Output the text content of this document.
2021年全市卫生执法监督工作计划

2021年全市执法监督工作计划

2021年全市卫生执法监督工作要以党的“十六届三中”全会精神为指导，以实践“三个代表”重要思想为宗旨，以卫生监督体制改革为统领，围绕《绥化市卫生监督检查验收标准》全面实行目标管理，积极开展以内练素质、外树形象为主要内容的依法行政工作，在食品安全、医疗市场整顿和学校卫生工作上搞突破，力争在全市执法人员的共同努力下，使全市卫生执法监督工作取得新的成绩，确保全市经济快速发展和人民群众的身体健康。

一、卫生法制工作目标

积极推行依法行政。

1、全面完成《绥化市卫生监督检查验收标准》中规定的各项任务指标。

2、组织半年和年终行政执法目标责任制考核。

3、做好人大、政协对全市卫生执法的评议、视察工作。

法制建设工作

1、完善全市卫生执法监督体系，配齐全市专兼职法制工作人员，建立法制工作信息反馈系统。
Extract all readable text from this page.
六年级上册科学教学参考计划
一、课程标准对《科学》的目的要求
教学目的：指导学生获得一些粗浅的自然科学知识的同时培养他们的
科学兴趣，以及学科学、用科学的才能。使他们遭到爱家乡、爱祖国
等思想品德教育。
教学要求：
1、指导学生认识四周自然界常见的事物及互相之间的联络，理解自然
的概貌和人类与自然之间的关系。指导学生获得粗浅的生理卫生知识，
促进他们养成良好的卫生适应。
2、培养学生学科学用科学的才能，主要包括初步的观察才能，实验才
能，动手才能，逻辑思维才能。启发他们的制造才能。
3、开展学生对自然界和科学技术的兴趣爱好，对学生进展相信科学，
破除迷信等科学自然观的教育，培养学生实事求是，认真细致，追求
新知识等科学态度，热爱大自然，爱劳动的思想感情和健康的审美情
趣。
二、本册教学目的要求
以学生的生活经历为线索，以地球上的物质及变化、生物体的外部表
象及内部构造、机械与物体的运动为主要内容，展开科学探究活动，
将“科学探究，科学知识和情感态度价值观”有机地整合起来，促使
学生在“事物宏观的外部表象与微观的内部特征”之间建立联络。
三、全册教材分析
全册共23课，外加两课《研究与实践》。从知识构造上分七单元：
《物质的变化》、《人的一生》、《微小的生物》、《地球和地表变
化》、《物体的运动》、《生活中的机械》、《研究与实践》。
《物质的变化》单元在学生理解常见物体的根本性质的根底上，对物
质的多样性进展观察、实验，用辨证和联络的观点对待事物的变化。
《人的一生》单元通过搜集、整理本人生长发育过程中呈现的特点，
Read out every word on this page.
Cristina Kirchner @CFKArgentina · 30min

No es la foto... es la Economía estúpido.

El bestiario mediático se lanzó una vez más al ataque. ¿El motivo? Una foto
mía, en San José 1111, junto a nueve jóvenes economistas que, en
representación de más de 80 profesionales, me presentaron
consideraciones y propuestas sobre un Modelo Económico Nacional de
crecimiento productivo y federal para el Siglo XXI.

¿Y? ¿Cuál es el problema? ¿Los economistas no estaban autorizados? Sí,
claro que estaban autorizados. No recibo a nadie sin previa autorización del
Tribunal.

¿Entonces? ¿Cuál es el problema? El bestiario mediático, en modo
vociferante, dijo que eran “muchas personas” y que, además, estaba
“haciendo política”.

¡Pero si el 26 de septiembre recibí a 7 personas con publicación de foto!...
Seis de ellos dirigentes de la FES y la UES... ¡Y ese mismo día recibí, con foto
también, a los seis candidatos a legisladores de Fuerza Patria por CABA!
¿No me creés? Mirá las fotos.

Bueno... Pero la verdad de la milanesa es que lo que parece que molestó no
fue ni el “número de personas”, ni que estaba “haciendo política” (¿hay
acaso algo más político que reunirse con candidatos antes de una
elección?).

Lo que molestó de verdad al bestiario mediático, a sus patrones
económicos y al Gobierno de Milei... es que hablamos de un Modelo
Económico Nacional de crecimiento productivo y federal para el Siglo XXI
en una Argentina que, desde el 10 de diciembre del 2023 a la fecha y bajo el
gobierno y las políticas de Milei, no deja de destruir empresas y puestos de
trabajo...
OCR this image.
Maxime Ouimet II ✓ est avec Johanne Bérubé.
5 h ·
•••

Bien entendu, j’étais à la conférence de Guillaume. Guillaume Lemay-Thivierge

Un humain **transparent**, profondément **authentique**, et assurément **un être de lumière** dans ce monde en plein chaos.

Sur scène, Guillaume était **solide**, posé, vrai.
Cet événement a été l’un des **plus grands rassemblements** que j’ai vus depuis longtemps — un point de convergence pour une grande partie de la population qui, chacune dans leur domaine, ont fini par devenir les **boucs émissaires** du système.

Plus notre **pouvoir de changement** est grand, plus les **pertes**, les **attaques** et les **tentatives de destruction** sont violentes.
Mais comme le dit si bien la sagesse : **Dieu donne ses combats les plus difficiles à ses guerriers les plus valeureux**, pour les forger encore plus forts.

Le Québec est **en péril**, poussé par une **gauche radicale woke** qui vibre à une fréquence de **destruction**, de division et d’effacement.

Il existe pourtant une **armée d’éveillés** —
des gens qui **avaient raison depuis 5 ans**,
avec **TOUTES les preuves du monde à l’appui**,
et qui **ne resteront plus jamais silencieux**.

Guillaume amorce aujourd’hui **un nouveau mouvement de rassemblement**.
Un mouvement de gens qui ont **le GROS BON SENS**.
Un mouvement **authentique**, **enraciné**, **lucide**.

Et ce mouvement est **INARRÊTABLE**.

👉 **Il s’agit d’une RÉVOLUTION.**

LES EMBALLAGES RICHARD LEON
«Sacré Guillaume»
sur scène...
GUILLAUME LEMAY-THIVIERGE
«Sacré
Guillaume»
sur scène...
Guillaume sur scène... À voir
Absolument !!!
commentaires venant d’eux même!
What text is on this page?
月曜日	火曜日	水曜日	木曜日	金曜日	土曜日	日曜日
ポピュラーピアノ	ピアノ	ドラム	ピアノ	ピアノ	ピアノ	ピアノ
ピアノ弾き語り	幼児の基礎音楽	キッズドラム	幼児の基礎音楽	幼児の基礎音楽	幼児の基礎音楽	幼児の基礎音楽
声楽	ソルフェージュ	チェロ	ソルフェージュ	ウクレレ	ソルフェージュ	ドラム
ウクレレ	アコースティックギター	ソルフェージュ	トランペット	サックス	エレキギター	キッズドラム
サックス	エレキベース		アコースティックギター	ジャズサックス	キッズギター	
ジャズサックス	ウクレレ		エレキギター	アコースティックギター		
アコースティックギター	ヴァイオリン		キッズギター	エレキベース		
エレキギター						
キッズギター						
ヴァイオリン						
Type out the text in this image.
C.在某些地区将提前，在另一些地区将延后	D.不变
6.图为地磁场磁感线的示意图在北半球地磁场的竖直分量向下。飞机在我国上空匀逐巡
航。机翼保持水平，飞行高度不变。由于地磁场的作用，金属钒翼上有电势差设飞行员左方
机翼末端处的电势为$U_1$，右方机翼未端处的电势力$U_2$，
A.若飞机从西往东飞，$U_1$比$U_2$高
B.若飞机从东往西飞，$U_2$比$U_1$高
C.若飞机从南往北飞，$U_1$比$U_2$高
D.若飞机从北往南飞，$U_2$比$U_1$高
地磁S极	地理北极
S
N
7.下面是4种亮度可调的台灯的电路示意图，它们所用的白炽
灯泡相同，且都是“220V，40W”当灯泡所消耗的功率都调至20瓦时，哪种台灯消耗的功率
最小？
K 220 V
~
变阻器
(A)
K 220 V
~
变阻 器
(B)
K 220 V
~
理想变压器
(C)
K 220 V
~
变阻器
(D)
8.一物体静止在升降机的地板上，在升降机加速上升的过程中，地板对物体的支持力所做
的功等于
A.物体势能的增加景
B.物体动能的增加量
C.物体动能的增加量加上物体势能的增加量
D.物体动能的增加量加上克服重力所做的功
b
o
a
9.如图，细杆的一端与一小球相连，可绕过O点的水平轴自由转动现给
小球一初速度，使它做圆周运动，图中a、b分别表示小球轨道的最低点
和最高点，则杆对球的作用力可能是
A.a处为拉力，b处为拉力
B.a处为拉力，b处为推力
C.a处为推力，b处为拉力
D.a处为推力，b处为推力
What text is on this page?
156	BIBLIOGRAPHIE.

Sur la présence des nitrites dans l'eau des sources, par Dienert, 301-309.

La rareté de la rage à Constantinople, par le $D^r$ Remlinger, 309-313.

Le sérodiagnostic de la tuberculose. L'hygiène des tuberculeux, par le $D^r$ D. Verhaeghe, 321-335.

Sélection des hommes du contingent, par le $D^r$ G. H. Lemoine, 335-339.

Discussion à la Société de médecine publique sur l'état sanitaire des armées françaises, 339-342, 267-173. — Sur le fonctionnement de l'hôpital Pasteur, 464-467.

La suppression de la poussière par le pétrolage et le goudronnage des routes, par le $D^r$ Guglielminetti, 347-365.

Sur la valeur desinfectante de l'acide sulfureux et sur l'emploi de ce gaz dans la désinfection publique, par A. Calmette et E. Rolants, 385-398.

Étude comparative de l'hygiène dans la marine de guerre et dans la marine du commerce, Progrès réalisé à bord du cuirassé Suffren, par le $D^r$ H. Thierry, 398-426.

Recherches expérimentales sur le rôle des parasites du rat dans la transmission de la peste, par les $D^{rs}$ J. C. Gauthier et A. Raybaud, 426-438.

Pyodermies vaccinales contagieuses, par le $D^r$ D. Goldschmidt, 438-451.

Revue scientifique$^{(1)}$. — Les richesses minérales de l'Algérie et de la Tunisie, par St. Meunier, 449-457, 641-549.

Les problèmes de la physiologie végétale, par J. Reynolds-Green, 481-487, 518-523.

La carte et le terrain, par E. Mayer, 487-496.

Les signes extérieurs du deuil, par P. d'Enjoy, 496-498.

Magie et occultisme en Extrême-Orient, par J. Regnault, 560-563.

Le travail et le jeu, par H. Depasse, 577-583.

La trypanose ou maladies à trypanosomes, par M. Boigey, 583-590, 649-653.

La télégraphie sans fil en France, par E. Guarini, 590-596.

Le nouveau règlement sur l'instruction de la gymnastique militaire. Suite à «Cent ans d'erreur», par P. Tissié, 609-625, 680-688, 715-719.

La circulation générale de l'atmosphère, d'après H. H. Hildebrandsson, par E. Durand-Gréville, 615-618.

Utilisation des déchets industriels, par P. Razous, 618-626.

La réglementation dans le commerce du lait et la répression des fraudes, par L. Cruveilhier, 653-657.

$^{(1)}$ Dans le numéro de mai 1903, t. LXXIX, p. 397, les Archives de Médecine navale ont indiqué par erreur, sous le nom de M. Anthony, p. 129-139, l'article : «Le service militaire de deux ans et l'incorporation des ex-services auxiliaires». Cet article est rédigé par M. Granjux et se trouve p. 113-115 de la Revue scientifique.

## [Directions for this task]
The required output is the number of lines containing the word "エレキギター", and nothing besides.

## [Expected answer]
3